__Problem__. Continue the key vote letter against the Affordable Clean Energy Rule resolution, starting right after its final sentence.

Key Vote NO on the Affordable Clean Energy Rule CRA Resolution of Disapproval

On behalf of FreedomWorks’ activist community, I urge you to contact your senators and ask them to vote NO on the Affordable Clean Energy (ACE) Rule CRA Resolution of Disapproval. This resolution would provide for congressional disapproval to undo the ACE Rule — the Trump Administration’s replacement of the Obama Administration’s Clean Power Plan (CPP) — and reinstate the disastrous and ineffectual Obama-era rule.

First unveiled by the Obama administration in 2014, the Clean Power Plan was a textbook example of regulatory overreach by the Environmental Protection Agency (EPA). The Obama-era rules sought to reduce carbon emissions by 32 percent before 2030 by mandating states produce a plan of action subject to EPA approval. As if this weren’t enough top-down regulatory overreach, the Clean Power Plan also granted the EPA sole authority to govern emissions reduction, including the power to unilaterally impose a federal plan upon any state whose plan did not meet the Administration’s arbitrary standards.

Beyond simply the ideological arguments against the CPP, reverting back to the Clean Power Plan would be economically devastating. Analysis by the Heritage Foundation underlines just how disastrous the Obama-era rule would be if it were to go into effect. Along with an extra $400 billion in additional energy expenses every year, the CPP would directly result in the loss of around 500,000 manufacturing jobs. Most significantly, the plan would cause per capita income to drop by an estimated $7,000. That drop is a staggering 14.5 percent of the average American’s income. Clearly, if we care about economic prosperity, the CPP is not the right direction.

The Obama-era Clean Power Plan, for which this resolution is effectively advocating, was an unmitigated disaster that should not be returned to. Not only did Congress initially express its vehement disapproval for the plan through a resolution of disapproval that passed both houses only to be vetoed by President Obama, but the courts also demonstrated their objections. Ten days after the final rule was announced, 27 states had already signed onto a petition to halt the implementation of the rule. The various cases surrounding the Clean Power Plan eventually resulted in a historic Supreme Court decision that stayed the regulation while the lower D.C. Circuit Court heard constitutional arguments.

Though these cases never truly reached a definitive decision — in no small part due to the Trump administration’s repeal of the plan in late 2017 — they demonstrate the degree to which the Obama plan was fraught with confusion, questions of constitutionality, and extreme regulatory overreach. Voting to overrule the repeal and replacement of the Clean Power Plan would only serve to reinvigorate litigation that is likely to result in the overturning of the rule anyway.

__Input data__.
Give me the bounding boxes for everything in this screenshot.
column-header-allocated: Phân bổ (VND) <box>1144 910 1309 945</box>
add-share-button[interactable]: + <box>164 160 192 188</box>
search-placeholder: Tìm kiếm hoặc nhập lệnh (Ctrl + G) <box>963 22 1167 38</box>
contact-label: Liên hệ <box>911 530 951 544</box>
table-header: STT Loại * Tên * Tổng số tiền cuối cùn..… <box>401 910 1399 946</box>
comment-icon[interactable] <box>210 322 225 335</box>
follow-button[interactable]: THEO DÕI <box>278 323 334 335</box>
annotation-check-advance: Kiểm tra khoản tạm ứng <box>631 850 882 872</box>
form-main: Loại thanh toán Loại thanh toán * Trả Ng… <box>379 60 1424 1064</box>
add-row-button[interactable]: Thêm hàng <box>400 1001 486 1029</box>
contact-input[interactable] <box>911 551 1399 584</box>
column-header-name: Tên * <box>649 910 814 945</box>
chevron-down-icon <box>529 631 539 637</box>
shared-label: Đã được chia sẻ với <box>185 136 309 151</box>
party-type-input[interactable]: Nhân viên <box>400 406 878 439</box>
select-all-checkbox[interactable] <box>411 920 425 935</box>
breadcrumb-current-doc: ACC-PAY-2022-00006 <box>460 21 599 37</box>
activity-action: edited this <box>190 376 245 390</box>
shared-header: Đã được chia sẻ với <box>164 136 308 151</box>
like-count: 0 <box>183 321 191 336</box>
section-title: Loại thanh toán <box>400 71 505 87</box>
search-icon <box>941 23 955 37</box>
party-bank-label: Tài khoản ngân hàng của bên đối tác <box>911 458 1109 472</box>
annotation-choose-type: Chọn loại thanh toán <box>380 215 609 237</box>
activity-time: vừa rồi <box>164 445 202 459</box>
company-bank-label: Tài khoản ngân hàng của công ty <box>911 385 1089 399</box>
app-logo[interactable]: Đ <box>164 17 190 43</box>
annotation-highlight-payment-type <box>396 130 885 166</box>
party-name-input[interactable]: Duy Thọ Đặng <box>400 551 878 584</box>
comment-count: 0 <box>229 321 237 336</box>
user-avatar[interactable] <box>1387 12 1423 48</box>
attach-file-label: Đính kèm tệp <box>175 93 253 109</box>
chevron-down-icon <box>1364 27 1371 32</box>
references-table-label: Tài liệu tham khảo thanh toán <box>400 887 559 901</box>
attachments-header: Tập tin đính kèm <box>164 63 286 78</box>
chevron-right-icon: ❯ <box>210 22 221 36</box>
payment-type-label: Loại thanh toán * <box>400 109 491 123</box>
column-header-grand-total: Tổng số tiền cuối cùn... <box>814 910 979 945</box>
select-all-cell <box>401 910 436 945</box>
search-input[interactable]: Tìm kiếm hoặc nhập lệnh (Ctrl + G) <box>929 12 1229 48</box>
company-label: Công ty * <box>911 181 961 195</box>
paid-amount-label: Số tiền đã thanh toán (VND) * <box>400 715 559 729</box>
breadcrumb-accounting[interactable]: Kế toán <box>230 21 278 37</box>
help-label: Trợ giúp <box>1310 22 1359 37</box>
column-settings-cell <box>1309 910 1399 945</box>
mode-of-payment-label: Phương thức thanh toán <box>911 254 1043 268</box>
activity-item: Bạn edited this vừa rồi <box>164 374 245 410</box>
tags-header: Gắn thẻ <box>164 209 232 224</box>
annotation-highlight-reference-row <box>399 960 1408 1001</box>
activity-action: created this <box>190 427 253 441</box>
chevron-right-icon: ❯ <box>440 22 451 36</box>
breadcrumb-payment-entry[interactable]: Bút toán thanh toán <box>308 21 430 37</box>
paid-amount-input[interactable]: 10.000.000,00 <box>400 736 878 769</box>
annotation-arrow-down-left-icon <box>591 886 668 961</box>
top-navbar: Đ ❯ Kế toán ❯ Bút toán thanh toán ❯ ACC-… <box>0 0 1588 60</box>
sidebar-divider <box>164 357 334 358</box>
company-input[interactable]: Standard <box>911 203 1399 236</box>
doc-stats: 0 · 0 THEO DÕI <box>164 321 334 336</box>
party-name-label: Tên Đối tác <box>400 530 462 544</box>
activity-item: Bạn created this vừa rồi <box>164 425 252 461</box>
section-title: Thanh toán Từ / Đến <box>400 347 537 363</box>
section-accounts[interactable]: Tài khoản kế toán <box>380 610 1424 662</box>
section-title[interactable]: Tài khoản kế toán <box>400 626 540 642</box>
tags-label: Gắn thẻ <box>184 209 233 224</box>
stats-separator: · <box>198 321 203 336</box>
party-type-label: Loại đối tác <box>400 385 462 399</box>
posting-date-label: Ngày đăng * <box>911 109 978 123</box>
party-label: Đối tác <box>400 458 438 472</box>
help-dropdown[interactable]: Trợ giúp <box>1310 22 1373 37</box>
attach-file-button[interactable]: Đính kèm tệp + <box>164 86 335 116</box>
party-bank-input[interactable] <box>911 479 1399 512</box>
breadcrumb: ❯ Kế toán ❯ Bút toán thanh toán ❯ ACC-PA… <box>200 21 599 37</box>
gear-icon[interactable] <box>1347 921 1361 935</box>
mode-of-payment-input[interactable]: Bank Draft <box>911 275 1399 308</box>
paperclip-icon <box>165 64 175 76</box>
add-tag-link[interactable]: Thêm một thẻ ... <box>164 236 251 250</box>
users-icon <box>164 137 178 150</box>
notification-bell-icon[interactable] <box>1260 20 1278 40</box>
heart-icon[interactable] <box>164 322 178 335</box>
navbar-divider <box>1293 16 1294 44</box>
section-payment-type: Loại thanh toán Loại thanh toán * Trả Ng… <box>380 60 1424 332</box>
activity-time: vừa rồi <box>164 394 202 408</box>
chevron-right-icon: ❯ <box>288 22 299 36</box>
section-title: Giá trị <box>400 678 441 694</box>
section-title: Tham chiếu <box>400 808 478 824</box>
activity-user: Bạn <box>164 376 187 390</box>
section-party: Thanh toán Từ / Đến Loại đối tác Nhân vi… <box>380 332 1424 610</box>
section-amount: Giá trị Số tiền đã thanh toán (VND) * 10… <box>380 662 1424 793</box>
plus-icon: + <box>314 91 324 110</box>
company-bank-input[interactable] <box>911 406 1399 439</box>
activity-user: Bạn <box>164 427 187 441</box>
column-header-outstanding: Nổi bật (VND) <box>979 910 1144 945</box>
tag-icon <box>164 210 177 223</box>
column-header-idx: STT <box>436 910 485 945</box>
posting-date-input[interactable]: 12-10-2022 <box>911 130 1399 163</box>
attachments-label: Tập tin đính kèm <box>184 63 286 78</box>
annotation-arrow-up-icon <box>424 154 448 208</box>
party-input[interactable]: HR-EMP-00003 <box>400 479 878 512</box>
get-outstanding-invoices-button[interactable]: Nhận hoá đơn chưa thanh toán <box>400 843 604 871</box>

__Answer__.
Finally, many members of Congress might be tempted to stray from principle and support this resolution in the belief that President Trump’s plan would result in greater environmental degradation. These fears are unfounded. The Affordable Clean Energy Rule — the Trump administration’s replacement for the Clean Power Plan — is market-based and tackles many of the same issues that the Obama administration was also concerned with.

Yet, unlike the Clean Power Plan, the Affordable Clean Energy Rule is based around incentives rather than mandates — carrots, rather than sticks. It is also important to note that, according to the EPA, “CO2 emissions from the electric sector [are expected to] fall by as much as 35% below 2005 levels in 2030,” under the new Affordable Clean Energy Rule. These projections are similar, maybe even better, to those under the Clean Power Plan but without as much government interventionism and regulatory overreach.

Acceptance of the Clean Power Plan amounts to acceptance of governmental paternalism and rejection of our founding principles of federalism. Though imperfect, the Trump administration’s willingness to reject the Clean Power Plan in favor of market-based solutions presents a major opportunity for positive policymaking. At the very least, it put an end to the Clean Power Plan, and that should not be reversed.

For these reasons, I urge you to contact your representative and ask him or her to vote NO on the Affordable Clean Energy Rule CRA Resolution of Disapproval. FreedomWorks will count the vote for the resolution on our 2018 Congressional Scorecard. The scorecard is used to determine eligibility for the FreedomFighter Award, which recognizes Members of the House and Senate who consistently vote to support economic freedom and individual liberty.